--- Provided records ---

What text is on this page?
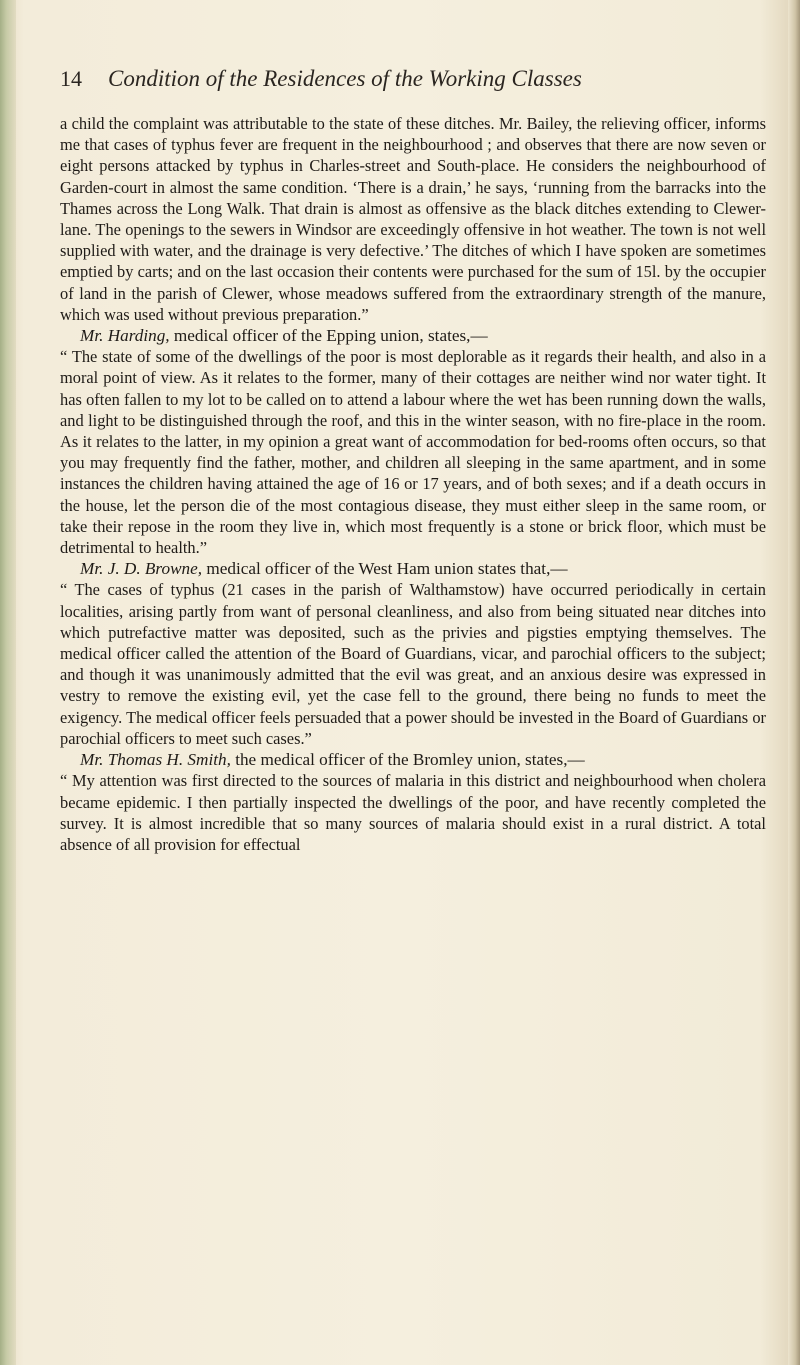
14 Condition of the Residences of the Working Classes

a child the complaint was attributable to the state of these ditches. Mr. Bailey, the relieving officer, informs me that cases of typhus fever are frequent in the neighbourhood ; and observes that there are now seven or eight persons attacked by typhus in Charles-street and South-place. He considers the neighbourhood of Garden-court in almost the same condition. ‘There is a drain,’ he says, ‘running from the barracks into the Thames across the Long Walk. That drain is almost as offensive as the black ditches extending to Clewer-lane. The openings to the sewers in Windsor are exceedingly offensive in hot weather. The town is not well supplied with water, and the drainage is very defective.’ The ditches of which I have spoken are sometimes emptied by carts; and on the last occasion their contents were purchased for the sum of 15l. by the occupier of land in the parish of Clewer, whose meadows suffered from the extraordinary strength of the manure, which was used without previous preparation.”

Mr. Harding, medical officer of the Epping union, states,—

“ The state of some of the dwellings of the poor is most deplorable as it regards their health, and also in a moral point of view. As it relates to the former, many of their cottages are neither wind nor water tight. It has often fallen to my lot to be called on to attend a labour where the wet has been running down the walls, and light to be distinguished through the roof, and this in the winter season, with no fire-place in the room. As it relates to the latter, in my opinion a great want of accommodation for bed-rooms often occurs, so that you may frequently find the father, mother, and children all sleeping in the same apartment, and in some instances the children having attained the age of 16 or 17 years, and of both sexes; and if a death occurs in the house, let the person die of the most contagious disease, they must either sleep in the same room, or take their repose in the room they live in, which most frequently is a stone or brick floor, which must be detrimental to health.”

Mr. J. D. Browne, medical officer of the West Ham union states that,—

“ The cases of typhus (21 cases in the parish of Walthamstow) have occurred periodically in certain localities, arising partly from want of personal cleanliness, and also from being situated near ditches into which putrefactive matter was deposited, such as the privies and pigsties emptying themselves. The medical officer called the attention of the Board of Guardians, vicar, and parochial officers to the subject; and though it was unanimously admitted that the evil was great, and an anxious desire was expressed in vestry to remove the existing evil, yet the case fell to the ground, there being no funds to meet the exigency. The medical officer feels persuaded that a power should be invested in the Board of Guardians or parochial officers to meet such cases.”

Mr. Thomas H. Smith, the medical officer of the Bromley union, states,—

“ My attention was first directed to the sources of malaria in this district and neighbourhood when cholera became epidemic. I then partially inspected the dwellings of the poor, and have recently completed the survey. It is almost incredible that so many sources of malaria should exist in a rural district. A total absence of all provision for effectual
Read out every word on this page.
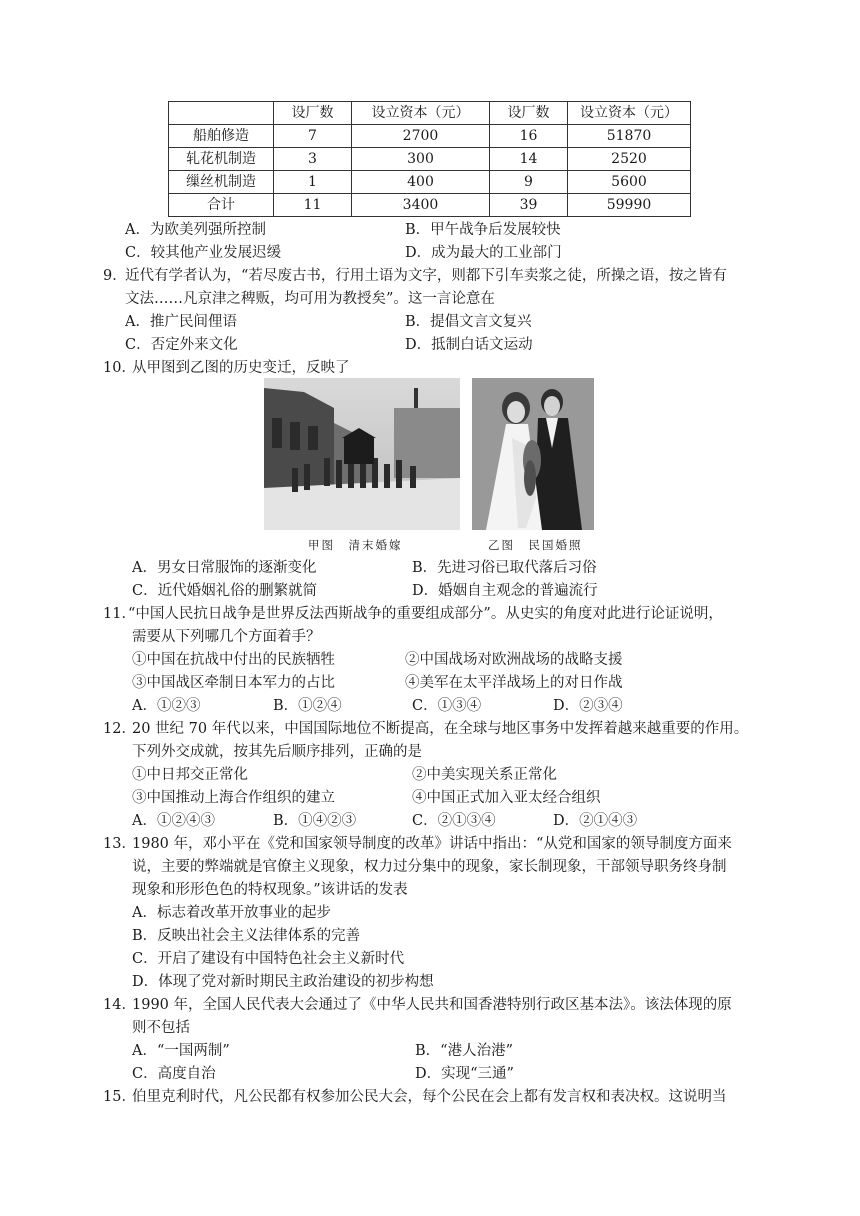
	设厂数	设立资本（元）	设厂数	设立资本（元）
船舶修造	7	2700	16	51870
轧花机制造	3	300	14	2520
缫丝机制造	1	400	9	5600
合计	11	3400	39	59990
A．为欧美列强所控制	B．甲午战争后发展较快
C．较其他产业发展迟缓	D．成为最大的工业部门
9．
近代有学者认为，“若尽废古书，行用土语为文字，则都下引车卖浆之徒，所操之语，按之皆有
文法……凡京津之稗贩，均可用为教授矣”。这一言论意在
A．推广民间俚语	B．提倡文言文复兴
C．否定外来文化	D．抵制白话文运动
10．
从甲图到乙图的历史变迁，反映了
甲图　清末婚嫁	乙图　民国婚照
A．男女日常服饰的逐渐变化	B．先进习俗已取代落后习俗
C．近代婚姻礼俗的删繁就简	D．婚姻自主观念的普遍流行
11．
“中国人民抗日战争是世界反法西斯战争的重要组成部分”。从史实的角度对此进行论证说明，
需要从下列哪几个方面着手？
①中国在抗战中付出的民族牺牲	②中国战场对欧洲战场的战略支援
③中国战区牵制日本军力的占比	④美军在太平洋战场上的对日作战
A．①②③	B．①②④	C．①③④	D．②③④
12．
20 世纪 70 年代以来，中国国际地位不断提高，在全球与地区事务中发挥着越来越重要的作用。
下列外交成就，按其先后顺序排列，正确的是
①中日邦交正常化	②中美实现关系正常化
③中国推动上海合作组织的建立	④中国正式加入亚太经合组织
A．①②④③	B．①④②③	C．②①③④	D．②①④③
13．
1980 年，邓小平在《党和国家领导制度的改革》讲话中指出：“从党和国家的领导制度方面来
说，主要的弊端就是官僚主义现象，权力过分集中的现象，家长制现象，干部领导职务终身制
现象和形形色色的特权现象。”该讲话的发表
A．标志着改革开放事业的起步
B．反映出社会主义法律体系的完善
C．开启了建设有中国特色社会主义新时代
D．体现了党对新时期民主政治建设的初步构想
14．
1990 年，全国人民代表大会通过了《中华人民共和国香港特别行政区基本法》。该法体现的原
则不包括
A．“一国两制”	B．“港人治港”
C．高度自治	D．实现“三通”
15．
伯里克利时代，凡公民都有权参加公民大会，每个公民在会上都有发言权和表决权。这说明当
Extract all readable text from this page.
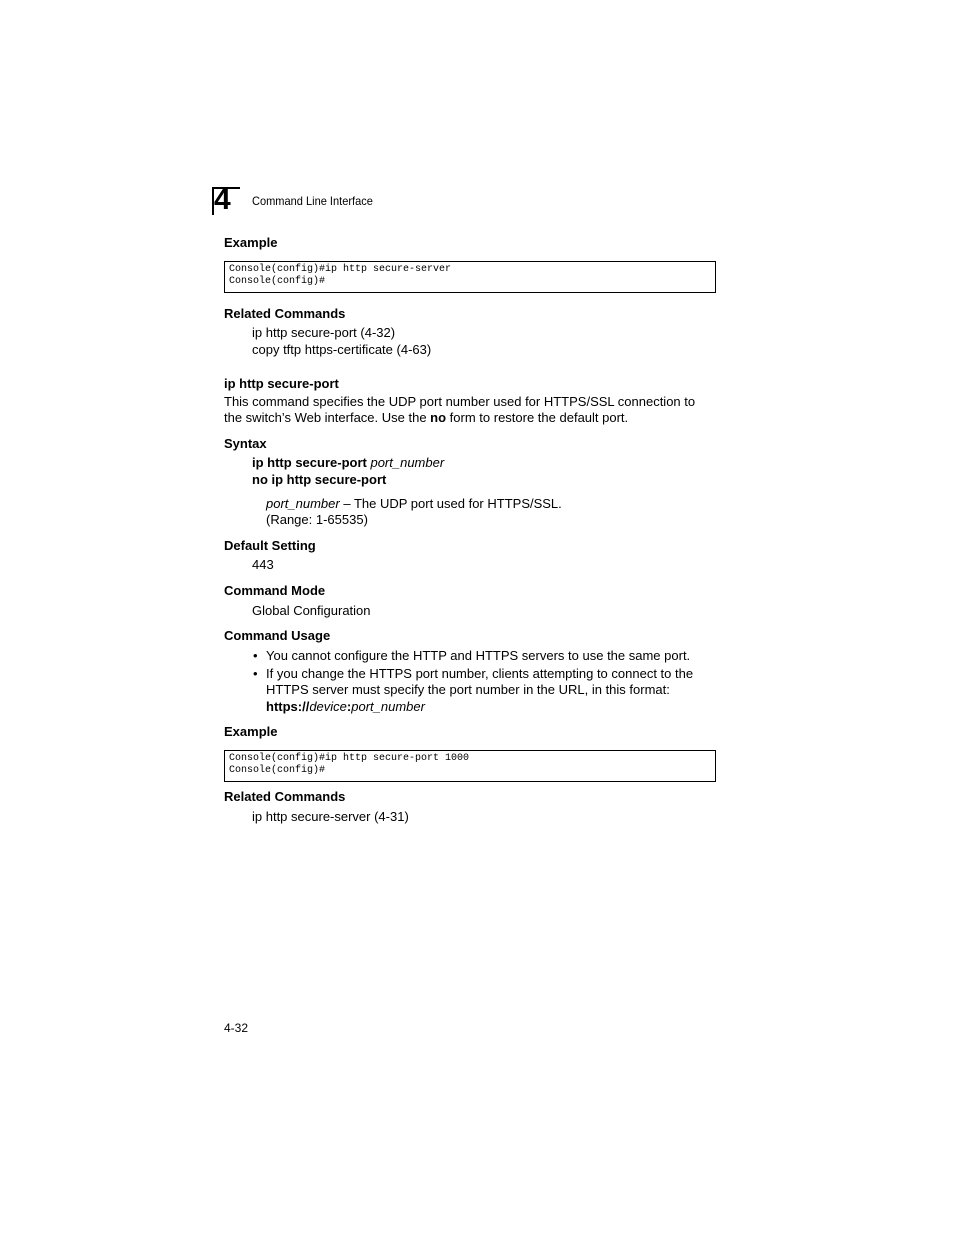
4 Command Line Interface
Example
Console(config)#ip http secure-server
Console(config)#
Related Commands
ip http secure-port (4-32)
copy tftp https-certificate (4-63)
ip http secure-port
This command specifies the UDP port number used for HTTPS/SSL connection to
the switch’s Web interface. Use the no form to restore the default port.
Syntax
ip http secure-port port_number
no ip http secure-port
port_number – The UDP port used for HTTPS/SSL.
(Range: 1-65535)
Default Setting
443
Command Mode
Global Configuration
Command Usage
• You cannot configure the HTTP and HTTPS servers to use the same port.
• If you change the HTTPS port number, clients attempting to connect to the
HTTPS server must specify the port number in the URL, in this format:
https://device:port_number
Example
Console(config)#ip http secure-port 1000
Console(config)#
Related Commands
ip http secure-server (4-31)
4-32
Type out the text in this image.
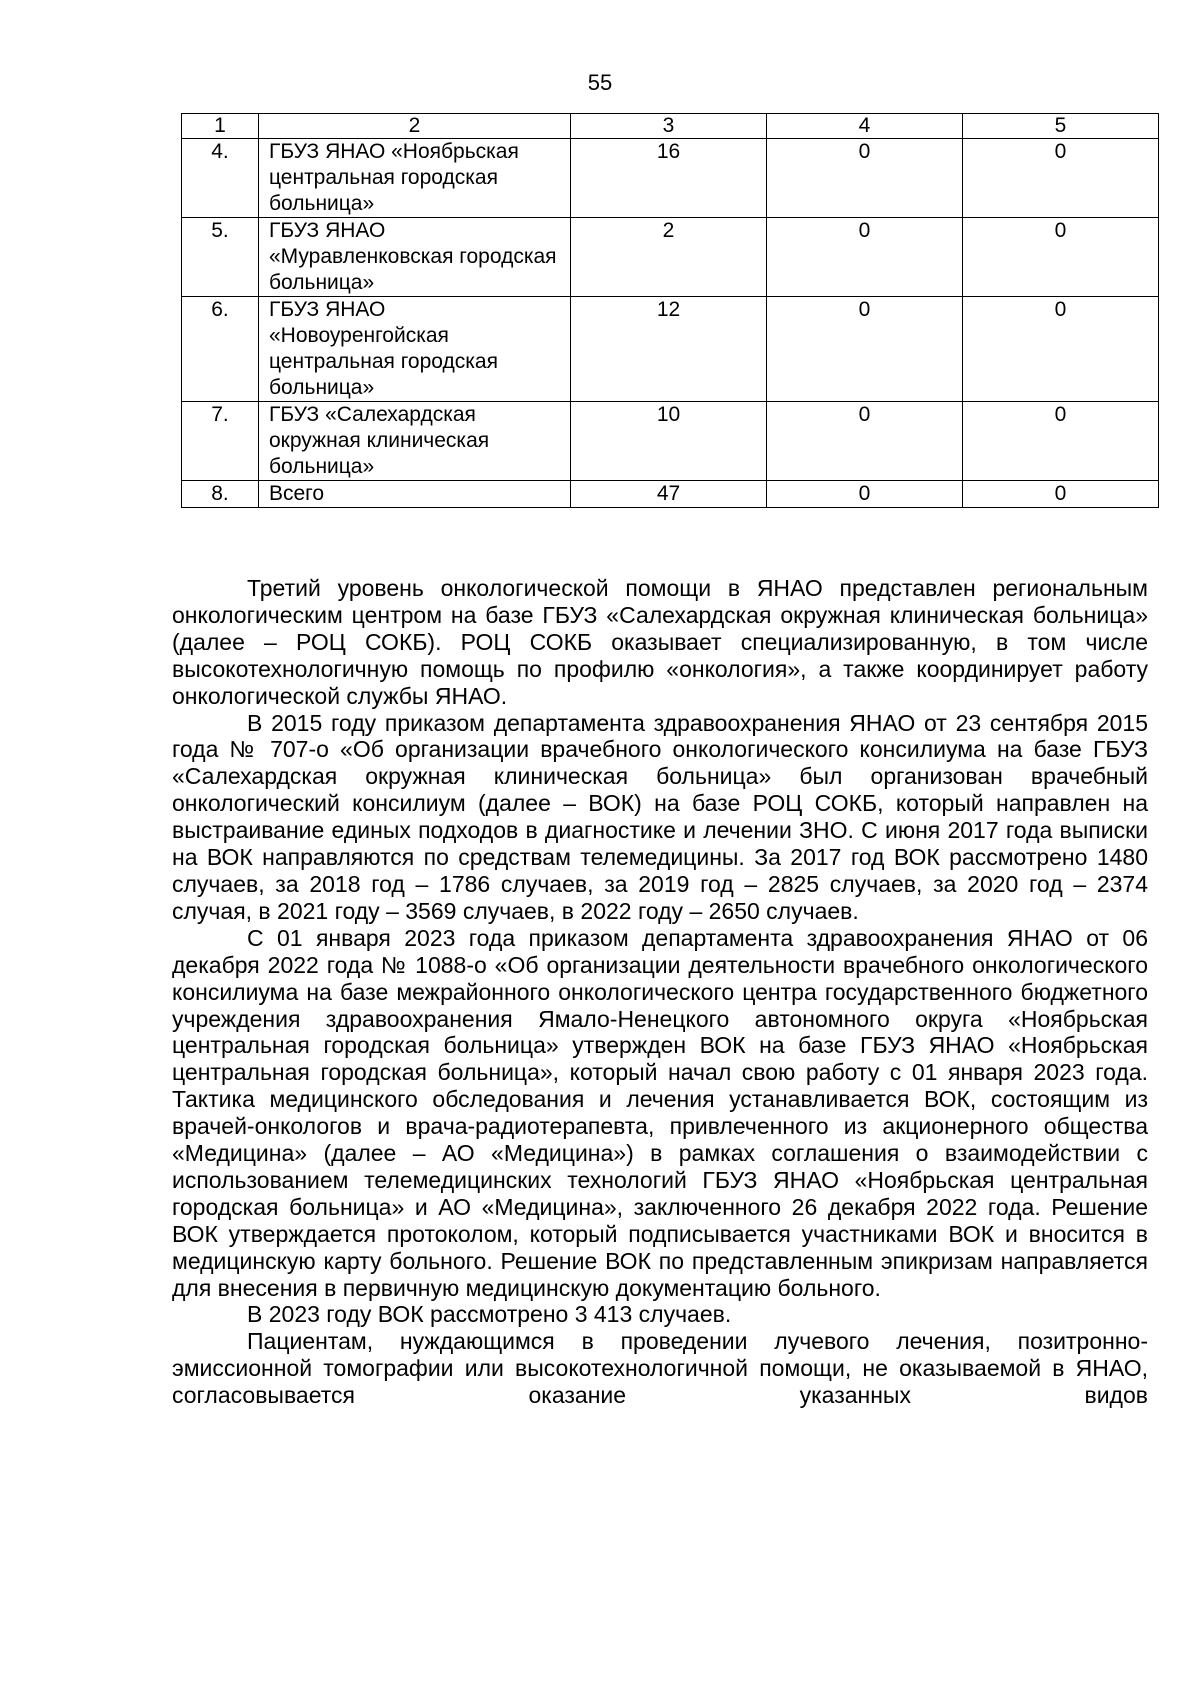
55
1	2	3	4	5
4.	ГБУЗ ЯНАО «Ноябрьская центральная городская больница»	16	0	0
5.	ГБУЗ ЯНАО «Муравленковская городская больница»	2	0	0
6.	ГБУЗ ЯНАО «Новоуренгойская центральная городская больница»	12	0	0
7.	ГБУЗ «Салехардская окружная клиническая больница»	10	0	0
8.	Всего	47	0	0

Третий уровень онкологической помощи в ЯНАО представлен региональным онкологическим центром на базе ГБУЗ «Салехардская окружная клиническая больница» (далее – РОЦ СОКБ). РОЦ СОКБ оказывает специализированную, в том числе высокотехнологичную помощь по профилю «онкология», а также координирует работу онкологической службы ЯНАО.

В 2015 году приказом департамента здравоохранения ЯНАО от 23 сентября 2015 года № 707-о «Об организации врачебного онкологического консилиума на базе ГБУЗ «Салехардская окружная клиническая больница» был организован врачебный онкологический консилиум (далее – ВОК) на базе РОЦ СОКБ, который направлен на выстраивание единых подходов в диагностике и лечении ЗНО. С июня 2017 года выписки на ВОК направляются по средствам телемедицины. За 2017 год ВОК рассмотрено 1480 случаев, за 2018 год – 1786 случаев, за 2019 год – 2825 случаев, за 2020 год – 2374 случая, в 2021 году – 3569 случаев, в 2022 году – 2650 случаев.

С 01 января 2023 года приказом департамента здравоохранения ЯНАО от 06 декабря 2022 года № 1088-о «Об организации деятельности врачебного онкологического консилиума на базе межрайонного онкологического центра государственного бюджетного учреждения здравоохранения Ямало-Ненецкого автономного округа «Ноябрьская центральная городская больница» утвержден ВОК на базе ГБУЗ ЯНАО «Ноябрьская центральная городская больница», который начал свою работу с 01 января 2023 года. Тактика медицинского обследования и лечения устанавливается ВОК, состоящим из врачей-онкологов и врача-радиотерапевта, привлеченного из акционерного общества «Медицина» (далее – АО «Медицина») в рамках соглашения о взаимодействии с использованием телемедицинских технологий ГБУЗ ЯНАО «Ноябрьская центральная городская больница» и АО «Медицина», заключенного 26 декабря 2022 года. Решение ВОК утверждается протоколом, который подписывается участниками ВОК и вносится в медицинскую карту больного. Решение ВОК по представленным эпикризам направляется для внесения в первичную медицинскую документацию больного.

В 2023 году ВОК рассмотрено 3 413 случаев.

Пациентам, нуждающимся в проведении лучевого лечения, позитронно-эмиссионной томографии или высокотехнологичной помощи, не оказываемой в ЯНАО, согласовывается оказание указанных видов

---

**What you are asked to do:** Report the number of lines of the listing above that hold the string "помощи", with no other text.

**Result:** 2